● **WHAT THE TASK REQUIRES**
Return each line of the records with nothing changed, pictures excepted.

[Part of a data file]
— Begin —
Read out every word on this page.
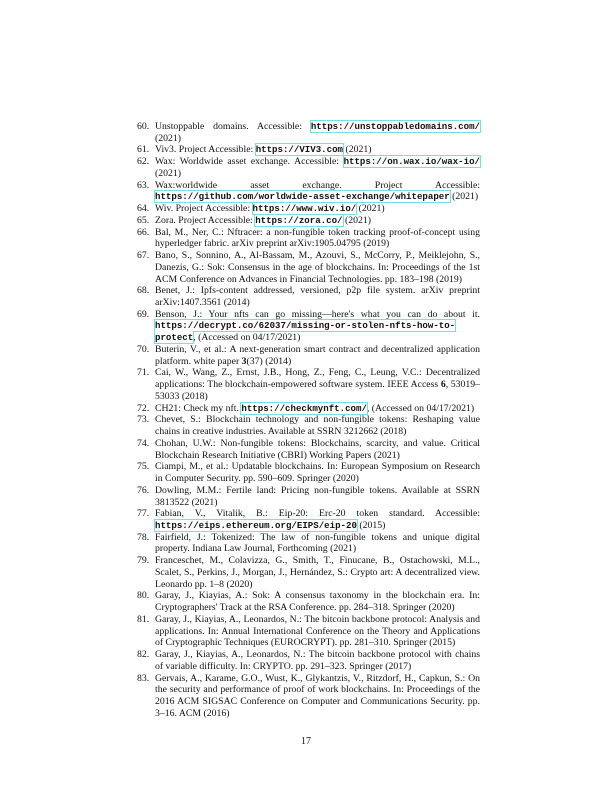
60. Unstoppable domains. Accessible: https://unstoppabledomains.com/ (2021)
61. Viv3. Project Accessible: https://VIV3.com (2021)
62. Wax: Worldwide asset exchange. Accessible: https://on.wax.io/wax-io/ (2021)
63. Wax:worldwide asset exchange. Project Accessible: https://github.com/worldwide-asset-exchange/whitepaper (2021)
64. Wiv. Project Accessible: https://www.wiv.io/ (2021)
65. Zora. Project Accessible: https://zora.co/ (2021)
66. Bal, M., Ner, C.: Nftracer: a non-fungible token tracking proof-of-concept using hyperledger fabric. arXiv preprint arXiv:1905.04795 (2019)
67. Bano, S., Sonnino, A., Al-Bassam, M., Azouvi, S., McCorry, P., Meiklejohn, S., Danezis, G.: Sok: Consensus in the age of blockchains. In: Proceedings of the 1st ACM Conference on Advances in Financial Technologies. pp. 183–198 (2019)
68. Benet, J.: Ipfs-content addressed, versioned, p2p file system. arXiv preprint arXiv:1407.3561 (2014)
69. Benson, J.: Your nfts can go missing—here's what you can do about it. https://decrypt.co/62037/missing-or-stolen-nfts-how-to-protect, (Accessed on 04/17/2021)
70. Buterin, V., et al.: A next-generation smart contract and decentralized application platform. white paper 3(37) (2014)
71. Cai, W., Wang, Z., Ernst, J.B., Hong, Z., Feng, C., Leung, V.C.: Decentralized applications: The blockchain-empowered software system. IEEE Access 6, 53019–53033 (2018)
72. CH21: Check my nft. https://checkmynft.com/, (Accessed on 04/17/2021)
73. Chevet, S.: Blockchain technology and non-fungible tokens: Reshaping value chains in creative industries. Available at SSRN 3212662 (2018)
74. Chohan, U.W.: Non-fungible tokens: Blockchains, scarcity, and value. Critical Blockchain Research Initiative (CBRI) Working Papers (2021)
75. Ciampi, M., et al.: Updatable blockchains. In: European Symposium on Research in Computer Security. pp. 590–609. Springer (2020)
76. Dowling, M.M.: Fertile land: Pricing non-fungible tokens. Available at SSRN 3813522 (2021)
77. Fabian, V., Vitalik, B.: Eip-20: Erc-20 token standard. Accessible: https://eips.ethereum.org/EIPS/eip-20 (2015)
78. Fairfield, J.: Tokenized: The law of non-fungible tokens and unique digital property. Indiana Law Journal, Forthcoming (2021)
79. Franceschet, M., Colavizza, G., Smith, T., Finucane, B., Ostachowski, M.L., Scalet, S., Perkins, J., Morgan, J., Hernández, S.: Crypto art: A decentralized view. Leonardo pp. 1–8 (2020)
80. Garay, J., Kiayias, A.: Sok: A consensus taxonomy in the blockchain era. In: Cryptographers' Track at the RSA Conference. pp. 284–318. Springer (2020)
81. Garay, J., Kiayias, A., Leonardos, N.: The bitcoin backbone protocol: Analysis and applications. In: Annual International Conference on the Theory and Applications of Cryptographic Techniques (EUROCRYPT). pp. 281–310. Springer (2015)
82. Garay, J., Kiayias, A., Leonardos, N.: The bitcoin backbone protocol with chains of variable difficulty. In: CRYPTO. pp. 291–323. Springer (2017)
83. Gervais, A., Karame, G.O., Wust, K., Glykantzis, V., Ritzdorf, H., Capkun, S.: On the security and performance of proof of work blockchains. In: Proceedings of the 2016 ACM SIGSAC Conference on Computer and Communications Security. pp. 3–16. ACM (2016)
17
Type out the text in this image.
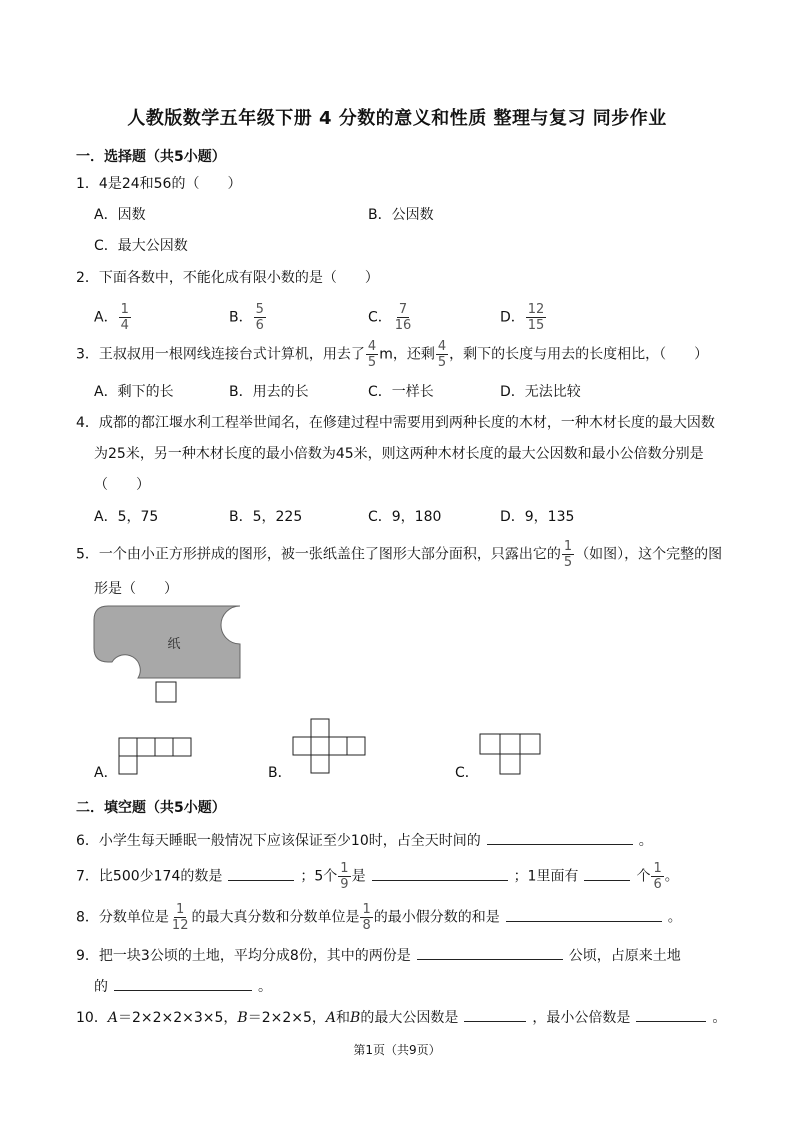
人教版数学五年级下册 4 分数的意义和性质 整理与复习 同步作业
一．选择题（共5小题）
1．4是24和56的（　　）
A．因数	B．公因数
C．最大公因数
2．下面各数中，不能化成有限小数的是（　　）
A． $\frac{1}{4}$	B． $\frac{5}{6}$	C． $\frac{7}{16}$	D． $\frac{12}{15}$
3．王叔叔用一根网线连接台式计算机，用去了 $\frac{4}{5}$ m，还剩 $\frac{4}{5}$ ，剩下的长度与用去的长度相比，（　　）
A．剩下的长	B．用去的长	C．一样长	D．无法比较
4．成都的都江堰水利工程举世闻名，在修建过程中需要用到两种长度的木材，一种木材长度的最大因数
为25米，另一种木材长度的最小倍数为45米，则这两种木材长度的最大公因数和最小公倍数分别是
（　　）
A．5，75	B．5，225	C．9，180	D．9，135
5．一个由小正方形拼成的图形，被一张纸盖住了图形大部分面积，只露出它的 $\frac{1}{5}$ （如图），这个完整的图
形是（　　）
纸
A．	B．	C．
二．填空题（共5小题）
6．小学生每天睡眠一般情况下应该保证至少10时，占全天时间的	。
7．比500少174的数是	；5个 $\frac{1}{9}$ 是	；1里面有	个 $\frac{1}{6}$ 。
8．分数单位是 $\frac{1}{12}$ 的最大真分数和分数单位是 $\frac{1}{8}$ 的最小假分数的和是	。
9．把一块3公顷的土地，平均分成8份，其中的两份是	公顷，占原来土地
的	。
10．A＝2×2×2×3×5，B＝2×2×5，A和B的最大公因数是	，最小公倍数是	。
第1页（共9页）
— End —
● **EXERCISE RESULT**
Read out every word on this page.
60. Unstoppable domains. Accessible: https://unstoppabledomains.com/ (2021)
61. Viv3. Project Accessible: https://VIV3.com (2021)
62. Wax: Worldwide asset exchange. Accessible: https://on.wax.io/wax-io/ (2021)
63. Wax:worldwide asset exchange. Project Accessible: https://github.com/worldwide-asset-exchange/whitepaper (2021)
64. Wiv. Project Accessible: https://www.wiv.io/ (2021)
65. Zora. Project Accessible: https://zora.co/ (2021)
66. Bal, M., Ner, C.: Nftracer: a non-fungible token tracking proof-of-concept using hyperledger fabric. arXiv preprint arXiv:1905.04795 (2019)
67. Bano, S., Sonnino, A., Al-Bassam, M., Azouvi, S., McCorry, P., Meiklejohn, S., Danezis, G.: Sok: Consensus in the age of blockchains. In: Proceedings of the 1st ACM Conference on Advances in Financial Technologies. pp. 183–198 (2019)
68. Benet, J.: Ipfs-content addressed, versioned, p2p file system. arXiv preprint arXiv:1407.3561 (2014)
69. Benson, J.: Your nfts can go missing—here's what you can do about it. https://decrypt.co/62037/missing-or-stolen-nfts-how-to-protect, (Accessed on 04/17/2021)
70. Buterin, V., et al.: A next-generation smart contract and decentralized application platform. white paper 3(37) (2014)
71. Cai, W., Wang, Z., Ernst, J.B., Hong, Z., Feng, C., Leung, V.C.: Decentralized applications: The blockchain-empowered software system. IEEE Access 6, 53019–53033 (2018)
72. CH21: Check my nft. https://checkmynft.com/, (Accessed on 04/17/2021)
73. Chevet, S.: Blockchain technology and non-fungible tokens: Reshaping value chains in creative industries. Available at SSRN 3212662 (2018)
74. Chohan, U.W.: Non-fungible tokens: Blockchains, scarcity, and value. Critical Blockchain Research Initiative (CBRI) Working Papers (2021)
75. Ciampi, M., et al.: Updatable blockchains. In: European Symposium on Research in Computer Security. pp. 590–609. Springer (2020)
76. Dowling, M.M.: Fertile land: Pricing non-fungible tokens. Available at SSRN 3813522 (2021)
77. Fabian, V., Vitalik, B.: Eip-20: Erc-20 token standard. Accessible: https://eips.ethereum.org/EIPS/eip-20 (2015)
78. Fairfield, J.: Tokenized: The law of non-fungible tokens and unique digital property. Indiana Law Journal, Forthcoming (2021)
79. Franceschet, M., Colavizza, G., Smith, T., Finucane, B., Ostachowski, M.L., Scalet, S., Perkins, J., Morgan, J., Hernández, S.: Crypto art: A decentralized view. Leonardo pp. 1–8 (2020)
80. Garay, J., Kiayias, A.: Sok: A consensus taxonomy in the blockchain era. In: Cryptographers' Track at the RSA Conference. pp. 284–318. Springer (2020)
81. Garay, J., Kiayias, A., Leonardos, N.: The bitcoin backbone protocol: Analysis and applications. In: Annual International Conference on the Theory and Applications of Cryptographic Techniques (EUROCRYPT). pp. 281–310. Springer (2015)
82. Garay, J., Kiayias, A., Leonardos, N.: The bitcoin backbone protocol with chains of variable difficulty. In: CRYPTO. pp. 291–323. Springer (2017)
83. Gervais, A., Karame, G.O., Wust, K., Glykantzis, V., Ritzdorf, H., Capkun, S.: On the security and performance of proof of work blockchains. In: Proceedings of the 2016 ACM SIGSAC Conference on Computer and Communications Security. pp. 3–16. ACM (2016)
17
Type out the text in this image.
人教版数学五年级下册 4 分数的意义和性质 整理与复习 同步作业
一．选择题（共5小题）
1．4是24和56的（　　）
A．因数	B．公因数
C．最大公因数
2．下面各数中，不能化成有限小数的是（　　）
A． $\frac{1}{4}$	B． $\frac{5}{6}$	C． $\frac{7}{16}$	D． $\frac{12}{15}$
3．王叔叔用一根网线连接台式计算机，用去了 $\frac{4}{5}$ m，还剩 $\frac{4}{5}$ ，剩下的长度与用去的长度相比，（　　）
A．剩下的长	B．用去的长	C．一样长	D．无法比较
4．成都的都江堰水利工程举世闻名，在修建过程中需要用到两种长度的木材，一种木材长度的最大因数
为25米，另一种木材长度的最小倍数为45米，则这两种木材长度的最大公因数和最小公倍数分别是
（　　）
A．5，75	B．5，225	C．9，180	D．9，135
5．一个由小正方形拼成的图形，被一张纸盖住了图形大部分面积，只露出它的 $\frac{1}{5}$ （如图），这个完整的图
形是（　　）
纸
A．	B．	C．
二．填空题（共5小题）
6．小学生每天睡眠一般情况下应该保证至少10时，占全天时间的	。
7．比500少174的数是	；5个 $\frac{1}{9}$ 是	；1里面有	个 $\frac{1}{6}$ 。
8．分数单位是 $\frac{1}{12}$ 的最大真分数和分数单位是 $\frac{1}{8}$ 的最小假分数的和是	。
9．把一块3公顷的土地，平均分成8份，其中的两份是	公顷，占原来土地
的	。
10．A＝2×2×2×3×5，B＝2×2×5，A和B的最大公因数是	，最小公倍数是	。
第1页（共9页）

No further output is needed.